▸ **STATED TASK**
Below are records. Copy every line with "Демонтаж" in it.

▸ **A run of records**
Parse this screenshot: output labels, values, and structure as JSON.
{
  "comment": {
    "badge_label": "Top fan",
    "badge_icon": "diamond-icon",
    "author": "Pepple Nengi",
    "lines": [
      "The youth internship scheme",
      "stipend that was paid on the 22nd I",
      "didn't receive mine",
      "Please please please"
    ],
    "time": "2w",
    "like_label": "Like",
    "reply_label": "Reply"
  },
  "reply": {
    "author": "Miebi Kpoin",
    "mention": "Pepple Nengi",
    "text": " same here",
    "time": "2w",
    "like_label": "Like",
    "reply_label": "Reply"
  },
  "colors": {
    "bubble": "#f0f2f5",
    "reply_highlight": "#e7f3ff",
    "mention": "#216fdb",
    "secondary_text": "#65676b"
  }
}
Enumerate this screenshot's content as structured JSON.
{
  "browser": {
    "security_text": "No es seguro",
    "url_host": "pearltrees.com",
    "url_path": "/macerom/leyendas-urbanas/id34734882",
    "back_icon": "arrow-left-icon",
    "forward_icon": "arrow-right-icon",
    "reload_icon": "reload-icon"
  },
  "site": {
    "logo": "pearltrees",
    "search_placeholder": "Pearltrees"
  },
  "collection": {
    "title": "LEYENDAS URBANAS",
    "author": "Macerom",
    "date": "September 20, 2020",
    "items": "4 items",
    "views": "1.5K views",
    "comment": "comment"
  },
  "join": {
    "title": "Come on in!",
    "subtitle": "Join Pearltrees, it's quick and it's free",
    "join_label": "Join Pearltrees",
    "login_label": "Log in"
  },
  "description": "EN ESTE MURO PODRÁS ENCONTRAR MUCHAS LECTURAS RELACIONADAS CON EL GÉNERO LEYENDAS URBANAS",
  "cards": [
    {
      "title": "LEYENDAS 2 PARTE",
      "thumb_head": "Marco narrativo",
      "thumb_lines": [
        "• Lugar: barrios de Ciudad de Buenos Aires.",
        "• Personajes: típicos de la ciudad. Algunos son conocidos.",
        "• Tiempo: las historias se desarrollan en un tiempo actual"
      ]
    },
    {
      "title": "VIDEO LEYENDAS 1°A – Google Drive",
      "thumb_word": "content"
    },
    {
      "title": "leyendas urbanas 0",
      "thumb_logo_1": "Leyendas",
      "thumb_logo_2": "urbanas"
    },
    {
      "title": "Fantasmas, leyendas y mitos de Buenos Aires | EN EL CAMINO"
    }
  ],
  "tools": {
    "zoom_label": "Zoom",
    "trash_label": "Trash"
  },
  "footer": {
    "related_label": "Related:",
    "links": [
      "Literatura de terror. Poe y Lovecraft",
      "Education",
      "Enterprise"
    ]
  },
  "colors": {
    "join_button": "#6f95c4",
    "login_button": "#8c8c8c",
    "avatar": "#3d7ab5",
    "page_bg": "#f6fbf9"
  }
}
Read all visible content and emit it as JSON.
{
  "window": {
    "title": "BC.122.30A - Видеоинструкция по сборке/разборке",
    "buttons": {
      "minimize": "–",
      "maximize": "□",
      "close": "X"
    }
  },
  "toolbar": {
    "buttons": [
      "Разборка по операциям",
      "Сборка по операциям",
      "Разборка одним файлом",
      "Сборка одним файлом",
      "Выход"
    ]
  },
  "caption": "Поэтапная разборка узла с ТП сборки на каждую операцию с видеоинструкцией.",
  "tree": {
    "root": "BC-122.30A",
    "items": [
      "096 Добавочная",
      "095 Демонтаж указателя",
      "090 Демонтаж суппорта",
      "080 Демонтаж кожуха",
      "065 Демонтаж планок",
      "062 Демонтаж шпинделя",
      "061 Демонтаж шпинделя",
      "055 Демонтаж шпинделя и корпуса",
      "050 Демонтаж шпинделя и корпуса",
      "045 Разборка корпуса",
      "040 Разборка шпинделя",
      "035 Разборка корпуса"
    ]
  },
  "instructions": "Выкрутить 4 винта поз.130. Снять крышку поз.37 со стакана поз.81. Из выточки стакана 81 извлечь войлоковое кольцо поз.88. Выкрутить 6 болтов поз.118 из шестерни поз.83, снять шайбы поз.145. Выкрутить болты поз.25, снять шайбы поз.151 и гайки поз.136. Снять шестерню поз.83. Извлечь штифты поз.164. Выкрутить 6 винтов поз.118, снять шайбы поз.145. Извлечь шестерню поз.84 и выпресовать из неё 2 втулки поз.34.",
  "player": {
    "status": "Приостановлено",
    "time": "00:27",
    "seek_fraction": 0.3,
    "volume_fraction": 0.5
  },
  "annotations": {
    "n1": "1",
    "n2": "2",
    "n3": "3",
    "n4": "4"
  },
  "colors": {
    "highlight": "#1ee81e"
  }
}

▸ **OUTPUT FOR THIS EXERCISE**
      "095 Демонтаж указателя",
      "090 Демонтаж суппорта",
      "080 Демонтаж кожуха",
      "065 Демонтаж планок",
      "062 Демонтаж шпинделя",
      "061 Демонтаж шпинделя",
      "055 Демонтаж шпинделя и корпуса",
      "050 Демонтаж шпинделя и корпуса",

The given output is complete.